> [Aim]: Collect all lines from the listing that include the string "Litecoin".

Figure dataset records
* * * * * * * * *
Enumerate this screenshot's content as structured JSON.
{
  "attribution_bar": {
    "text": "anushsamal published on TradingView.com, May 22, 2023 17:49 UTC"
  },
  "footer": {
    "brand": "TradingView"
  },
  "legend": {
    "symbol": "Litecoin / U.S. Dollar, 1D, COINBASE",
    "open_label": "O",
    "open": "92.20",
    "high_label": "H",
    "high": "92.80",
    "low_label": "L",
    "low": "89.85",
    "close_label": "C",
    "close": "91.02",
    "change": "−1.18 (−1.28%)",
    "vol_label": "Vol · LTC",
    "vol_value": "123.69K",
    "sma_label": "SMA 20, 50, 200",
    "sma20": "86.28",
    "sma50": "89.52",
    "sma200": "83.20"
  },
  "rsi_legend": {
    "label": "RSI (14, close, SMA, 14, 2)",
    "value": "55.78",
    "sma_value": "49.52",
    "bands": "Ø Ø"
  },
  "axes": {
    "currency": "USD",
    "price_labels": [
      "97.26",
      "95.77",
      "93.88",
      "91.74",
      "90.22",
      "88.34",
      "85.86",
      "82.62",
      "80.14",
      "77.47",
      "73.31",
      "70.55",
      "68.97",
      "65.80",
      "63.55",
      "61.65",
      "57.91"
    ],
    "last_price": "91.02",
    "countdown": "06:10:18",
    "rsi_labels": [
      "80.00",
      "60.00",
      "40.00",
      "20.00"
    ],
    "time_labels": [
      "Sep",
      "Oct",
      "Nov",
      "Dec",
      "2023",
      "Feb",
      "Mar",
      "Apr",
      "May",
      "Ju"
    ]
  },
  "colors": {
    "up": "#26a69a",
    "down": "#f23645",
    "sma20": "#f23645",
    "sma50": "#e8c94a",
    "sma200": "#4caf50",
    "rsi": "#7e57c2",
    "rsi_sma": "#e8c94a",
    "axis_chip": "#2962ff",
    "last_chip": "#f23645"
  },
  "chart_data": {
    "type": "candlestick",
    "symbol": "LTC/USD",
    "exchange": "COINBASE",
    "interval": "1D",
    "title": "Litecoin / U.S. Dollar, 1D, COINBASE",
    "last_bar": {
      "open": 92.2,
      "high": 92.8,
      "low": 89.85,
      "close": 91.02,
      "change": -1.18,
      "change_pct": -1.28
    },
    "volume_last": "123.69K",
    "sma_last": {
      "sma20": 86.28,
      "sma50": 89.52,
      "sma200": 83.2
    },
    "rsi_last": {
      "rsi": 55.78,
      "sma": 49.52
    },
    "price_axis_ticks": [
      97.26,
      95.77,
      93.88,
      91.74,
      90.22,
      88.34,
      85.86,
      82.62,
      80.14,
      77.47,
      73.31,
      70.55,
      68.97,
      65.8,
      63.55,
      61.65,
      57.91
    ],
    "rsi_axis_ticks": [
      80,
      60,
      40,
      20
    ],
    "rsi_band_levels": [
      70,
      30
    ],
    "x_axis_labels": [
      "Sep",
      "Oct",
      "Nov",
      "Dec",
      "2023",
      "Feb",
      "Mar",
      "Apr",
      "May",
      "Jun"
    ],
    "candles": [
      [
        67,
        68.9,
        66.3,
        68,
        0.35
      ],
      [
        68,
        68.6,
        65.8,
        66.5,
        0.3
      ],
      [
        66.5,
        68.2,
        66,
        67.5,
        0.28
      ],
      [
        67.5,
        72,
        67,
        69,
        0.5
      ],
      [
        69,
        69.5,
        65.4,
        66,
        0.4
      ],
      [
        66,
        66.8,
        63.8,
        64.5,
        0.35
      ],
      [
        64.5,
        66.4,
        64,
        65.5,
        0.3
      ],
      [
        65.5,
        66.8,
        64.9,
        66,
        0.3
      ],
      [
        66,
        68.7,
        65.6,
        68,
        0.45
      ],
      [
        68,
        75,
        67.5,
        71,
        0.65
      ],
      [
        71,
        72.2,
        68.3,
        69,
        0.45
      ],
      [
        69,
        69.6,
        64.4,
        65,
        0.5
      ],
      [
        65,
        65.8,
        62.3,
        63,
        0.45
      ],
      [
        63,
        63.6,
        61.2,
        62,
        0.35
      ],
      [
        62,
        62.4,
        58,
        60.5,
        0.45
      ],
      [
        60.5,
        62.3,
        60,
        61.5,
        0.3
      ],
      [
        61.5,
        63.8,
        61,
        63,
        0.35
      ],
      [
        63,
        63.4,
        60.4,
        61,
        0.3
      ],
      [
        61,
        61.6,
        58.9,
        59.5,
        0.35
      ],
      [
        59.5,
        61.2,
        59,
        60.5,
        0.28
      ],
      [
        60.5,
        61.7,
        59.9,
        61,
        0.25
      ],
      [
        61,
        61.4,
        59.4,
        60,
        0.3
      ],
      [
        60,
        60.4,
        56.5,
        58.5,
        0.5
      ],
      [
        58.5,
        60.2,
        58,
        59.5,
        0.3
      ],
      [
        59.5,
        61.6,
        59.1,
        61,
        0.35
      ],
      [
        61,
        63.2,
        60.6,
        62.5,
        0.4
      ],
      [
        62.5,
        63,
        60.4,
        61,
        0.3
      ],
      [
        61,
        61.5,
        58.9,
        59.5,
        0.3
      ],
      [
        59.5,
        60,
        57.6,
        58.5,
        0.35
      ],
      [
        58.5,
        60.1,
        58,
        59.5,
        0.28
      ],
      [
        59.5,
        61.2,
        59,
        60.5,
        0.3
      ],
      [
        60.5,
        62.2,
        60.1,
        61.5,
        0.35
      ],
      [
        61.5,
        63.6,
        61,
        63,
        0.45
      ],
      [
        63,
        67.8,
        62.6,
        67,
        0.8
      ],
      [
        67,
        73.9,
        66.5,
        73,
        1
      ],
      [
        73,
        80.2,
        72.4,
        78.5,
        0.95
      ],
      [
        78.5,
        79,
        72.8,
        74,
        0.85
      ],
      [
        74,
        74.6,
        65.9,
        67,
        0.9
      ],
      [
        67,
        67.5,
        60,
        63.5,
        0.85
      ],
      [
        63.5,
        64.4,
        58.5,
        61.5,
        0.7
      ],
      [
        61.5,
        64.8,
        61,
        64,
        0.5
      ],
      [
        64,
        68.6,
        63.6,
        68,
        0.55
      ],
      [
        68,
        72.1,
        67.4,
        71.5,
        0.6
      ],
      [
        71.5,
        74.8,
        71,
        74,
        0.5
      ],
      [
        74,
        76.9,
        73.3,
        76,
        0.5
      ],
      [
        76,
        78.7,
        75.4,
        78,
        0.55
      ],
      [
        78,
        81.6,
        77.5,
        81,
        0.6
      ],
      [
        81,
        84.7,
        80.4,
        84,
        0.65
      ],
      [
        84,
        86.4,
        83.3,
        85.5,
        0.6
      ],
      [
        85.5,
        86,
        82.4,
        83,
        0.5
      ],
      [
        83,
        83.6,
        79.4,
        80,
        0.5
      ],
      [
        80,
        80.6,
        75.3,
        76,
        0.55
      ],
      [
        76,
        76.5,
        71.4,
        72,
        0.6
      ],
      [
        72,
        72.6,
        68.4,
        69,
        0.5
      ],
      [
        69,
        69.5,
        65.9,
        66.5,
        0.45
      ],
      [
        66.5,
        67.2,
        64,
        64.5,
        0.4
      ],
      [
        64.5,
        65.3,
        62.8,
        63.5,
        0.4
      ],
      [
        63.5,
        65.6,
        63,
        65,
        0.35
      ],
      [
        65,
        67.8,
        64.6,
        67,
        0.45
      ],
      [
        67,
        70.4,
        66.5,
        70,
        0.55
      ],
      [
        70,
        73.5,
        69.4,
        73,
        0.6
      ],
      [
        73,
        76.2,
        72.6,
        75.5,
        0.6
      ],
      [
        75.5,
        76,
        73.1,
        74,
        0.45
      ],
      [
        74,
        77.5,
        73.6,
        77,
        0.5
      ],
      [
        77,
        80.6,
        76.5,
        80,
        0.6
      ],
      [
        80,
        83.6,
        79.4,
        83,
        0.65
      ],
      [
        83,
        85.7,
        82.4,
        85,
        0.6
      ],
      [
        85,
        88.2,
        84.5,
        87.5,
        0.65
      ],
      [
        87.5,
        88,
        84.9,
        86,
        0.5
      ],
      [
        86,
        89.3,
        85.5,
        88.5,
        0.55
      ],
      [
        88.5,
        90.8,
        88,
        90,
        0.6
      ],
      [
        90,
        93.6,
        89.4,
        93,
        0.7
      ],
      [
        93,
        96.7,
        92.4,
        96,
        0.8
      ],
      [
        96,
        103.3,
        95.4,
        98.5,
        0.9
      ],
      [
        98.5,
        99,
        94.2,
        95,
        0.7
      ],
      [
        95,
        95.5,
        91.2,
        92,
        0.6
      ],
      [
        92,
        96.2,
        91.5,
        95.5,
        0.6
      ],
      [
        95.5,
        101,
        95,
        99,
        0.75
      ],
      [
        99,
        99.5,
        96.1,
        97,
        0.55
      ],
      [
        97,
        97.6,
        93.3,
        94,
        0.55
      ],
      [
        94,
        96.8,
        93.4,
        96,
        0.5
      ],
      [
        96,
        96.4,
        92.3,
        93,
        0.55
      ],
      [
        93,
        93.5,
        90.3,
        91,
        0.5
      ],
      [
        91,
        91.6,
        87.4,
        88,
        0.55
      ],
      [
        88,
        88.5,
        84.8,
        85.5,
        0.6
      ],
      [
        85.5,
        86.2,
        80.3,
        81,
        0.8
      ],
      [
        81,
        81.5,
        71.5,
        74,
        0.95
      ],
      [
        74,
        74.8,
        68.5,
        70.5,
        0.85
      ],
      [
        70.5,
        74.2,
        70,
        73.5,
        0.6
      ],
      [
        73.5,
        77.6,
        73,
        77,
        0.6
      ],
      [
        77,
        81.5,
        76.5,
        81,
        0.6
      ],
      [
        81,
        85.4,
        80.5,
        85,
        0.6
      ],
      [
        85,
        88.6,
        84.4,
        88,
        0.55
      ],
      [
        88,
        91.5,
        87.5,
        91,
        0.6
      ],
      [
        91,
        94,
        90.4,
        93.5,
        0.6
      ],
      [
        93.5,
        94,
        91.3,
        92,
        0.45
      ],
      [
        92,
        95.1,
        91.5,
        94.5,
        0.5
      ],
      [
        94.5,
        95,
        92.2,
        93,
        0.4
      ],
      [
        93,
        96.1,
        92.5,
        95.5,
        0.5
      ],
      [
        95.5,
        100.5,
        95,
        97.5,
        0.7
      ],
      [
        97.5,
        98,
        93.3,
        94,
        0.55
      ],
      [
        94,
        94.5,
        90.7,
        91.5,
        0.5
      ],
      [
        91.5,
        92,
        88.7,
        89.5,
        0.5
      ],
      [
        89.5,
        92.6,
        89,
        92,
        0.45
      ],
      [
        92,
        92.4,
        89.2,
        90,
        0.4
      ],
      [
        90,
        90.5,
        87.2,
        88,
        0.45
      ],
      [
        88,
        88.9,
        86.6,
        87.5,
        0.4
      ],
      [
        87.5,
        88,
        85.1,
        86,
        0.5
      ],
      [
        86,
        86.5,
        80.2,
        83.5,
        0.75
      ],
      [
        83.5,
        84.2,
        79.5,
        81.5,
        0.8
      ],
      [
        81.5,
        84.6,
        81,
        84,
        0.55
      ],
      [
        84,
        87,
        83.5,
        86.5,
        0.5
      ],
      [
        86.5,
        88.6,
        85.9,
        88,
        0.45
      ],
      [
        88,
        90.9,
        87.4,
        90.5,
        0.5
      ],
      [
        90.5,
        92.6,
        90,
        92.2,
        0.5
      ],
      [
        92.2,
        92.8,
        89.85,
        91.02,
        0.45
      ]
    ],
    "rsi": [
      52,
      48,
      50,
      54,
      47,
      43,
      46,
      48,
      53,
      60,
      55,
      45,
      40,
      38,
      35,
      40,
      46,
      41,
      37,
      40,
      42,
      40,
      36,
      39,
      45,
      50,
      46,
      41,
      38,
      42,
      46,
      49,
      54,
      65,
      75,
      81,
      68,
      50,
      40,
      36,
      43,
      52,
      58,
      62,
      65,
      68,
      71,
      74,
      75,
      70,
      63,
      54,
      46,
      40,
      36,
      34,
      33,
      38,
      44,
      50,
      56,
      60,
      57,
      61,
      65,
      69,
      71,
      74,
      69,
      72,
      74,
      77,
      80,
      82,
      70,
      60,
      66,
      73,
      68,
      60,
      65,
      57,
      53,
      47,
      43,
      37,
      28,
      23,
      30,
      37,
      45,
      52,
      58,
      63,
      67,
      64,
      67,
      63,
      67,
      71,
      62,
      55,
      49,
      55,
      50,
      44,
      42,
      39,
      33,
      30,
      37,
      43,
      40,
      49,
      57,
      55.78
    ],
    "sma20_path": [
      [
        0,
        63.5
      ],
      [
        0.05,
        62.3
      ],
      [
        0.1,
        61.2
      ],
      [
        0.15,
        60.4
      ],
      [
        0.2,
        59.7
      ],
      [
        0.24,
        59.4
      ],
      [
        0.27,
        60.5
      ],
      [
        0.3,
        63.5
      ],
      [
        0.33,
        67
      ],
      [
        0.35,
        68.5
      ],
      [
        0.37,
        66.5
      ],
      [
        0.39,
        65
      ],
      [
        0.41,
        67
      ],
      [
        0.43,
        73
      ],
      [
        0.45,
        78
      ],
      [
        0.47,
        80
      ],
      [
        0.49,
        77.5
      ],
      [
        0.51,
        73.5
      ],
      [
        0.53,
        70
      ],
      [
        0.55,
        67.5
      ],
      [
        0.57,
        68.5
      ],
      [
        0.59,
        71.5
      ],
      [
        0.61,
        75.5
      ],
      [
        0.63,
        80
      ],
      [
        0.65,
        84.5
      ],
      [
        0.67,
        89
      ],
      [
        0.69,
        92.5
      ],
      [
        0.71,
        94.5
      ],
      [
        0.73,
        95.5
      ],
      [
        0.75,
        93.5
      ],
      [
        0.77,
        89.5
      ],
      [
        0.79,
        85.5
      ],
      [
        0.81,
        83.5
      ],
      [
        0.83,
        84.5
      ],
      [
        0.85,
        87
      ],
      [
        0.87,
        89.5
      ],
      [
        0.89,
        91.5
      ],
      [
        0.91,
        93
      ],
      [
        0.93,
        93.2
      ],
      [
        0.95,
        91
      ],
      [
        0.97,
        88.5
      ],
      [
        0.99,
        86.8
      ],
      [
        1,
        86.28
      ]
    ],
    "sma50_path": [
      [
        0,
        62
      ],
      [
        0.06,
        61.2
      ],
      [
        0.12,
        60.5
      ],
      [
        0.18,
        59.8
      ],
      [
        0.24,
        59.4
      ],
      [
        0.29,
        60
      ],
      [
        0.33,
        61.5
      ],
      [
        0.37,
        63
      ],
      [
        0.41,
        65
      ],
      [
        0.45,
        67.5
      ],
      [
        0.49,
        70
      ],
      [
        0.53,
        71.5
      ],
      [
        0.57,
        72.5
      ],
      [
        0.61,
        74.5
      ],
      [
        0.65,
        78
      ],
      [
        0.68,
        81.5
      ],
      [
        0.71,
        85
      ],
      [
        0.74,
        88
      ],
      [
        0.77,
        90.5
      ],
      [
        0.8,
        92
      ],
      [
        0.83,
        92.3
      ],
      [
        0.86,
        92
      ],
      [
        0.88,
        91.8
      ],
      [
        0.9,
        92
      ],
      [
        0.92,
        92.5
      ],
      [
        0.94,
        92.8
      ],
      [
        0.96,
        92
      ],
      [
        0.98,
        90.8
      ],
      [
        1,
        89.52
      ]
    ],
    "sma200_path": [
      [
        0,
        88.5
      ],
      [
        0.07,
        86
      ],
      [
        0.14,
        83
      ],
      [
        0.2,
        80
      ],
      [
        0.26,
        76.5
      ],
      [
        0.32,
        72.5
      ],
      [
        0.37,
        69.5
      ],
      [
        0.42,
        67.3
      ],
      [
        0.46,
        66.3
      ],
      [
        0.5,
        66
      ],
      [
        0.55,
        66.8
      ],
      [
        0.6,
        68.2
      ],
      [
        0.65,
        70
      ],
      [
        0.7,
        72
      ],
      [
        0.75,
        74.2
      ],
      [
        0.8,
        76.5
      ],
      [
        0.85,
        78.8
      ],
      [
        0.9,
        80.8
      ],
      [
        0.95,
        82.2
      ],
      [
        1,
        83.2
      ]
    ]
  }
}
* * * * * * * * *
> [Final answer]:
    "symbol": "Litecoin / U.S. Dollar, 1D, COINBASE",
    "title": "Litecoin / U.S. Dollar, 1D, COINBASE",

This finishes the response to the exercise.